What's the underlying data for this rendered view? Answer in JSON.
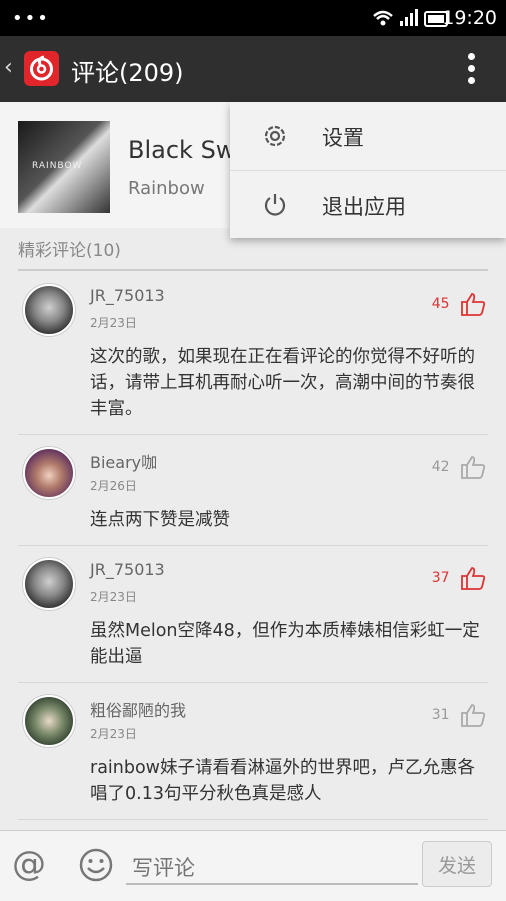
{
  "status_bar": {
    "dots": "•••",
    "time": "19:20"
  },
  "app_bar": {
    "back": "‹",
    "title": "评论(209)"
  },
  "song": {
    "title": "Black Swan",
    "artist": "Rainbow",
    "cover_text": "RAINBOW"
  },
  "section": {
    "label": "精彩评论(10)"
  },
  "comments": [
    {
      "user": "JR_75013",
      "date": "2月23日",
      "likes": "45",
      "liked": true,
      "text": "这次的歌，如果现在正在看评论的你觉得不好听的话，请带上耳机再耐心听一次，高潮中间的节奏很丰富。"
    },
    {
      "user": "Bieary咖",
      "date": "2月26日",
      "likes": "42",
      "liked": false,
      "text": "连点两下赞是减赞"
    },
    {
      "user": "JR_75013",
      "date": "2月23日",
      "likes": "37",
      "liked": true,
      "text": "虽然Melon空降48，但作为本质棒婊相信彩虹一定能出逼"
    },
    {
      "user": "粗俗鄙陋的我",
      "date": "2月23日",
      "likes": "31",
      "liked": false,
      "text": "rainbow妹子请看看淋逼外的世界吧，卢乙允惠各唱了0.13句平分秋色真是感人"
    }
  ],
  "menu": {
    "items": [
      {
        "label": "设置",
        "icon": "gear-icon"
      },
      {
        "label": "退出应用",
        "icon": "power-icon"
      }
    ]
  },
  "bottom_bar": {
    "at": "@",
    "placeholder": "写评论",
    "send": "发送"
  },
  "colors": {
    "app_bar": "#2f2f2f",
    "logo_red": "#e0262a",
    "like_red": "#dd3333"
  }
}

▸ The task
Go through the material above and count the lines that contain "user"; answer with the number alone.

▸ Solution to the problem
4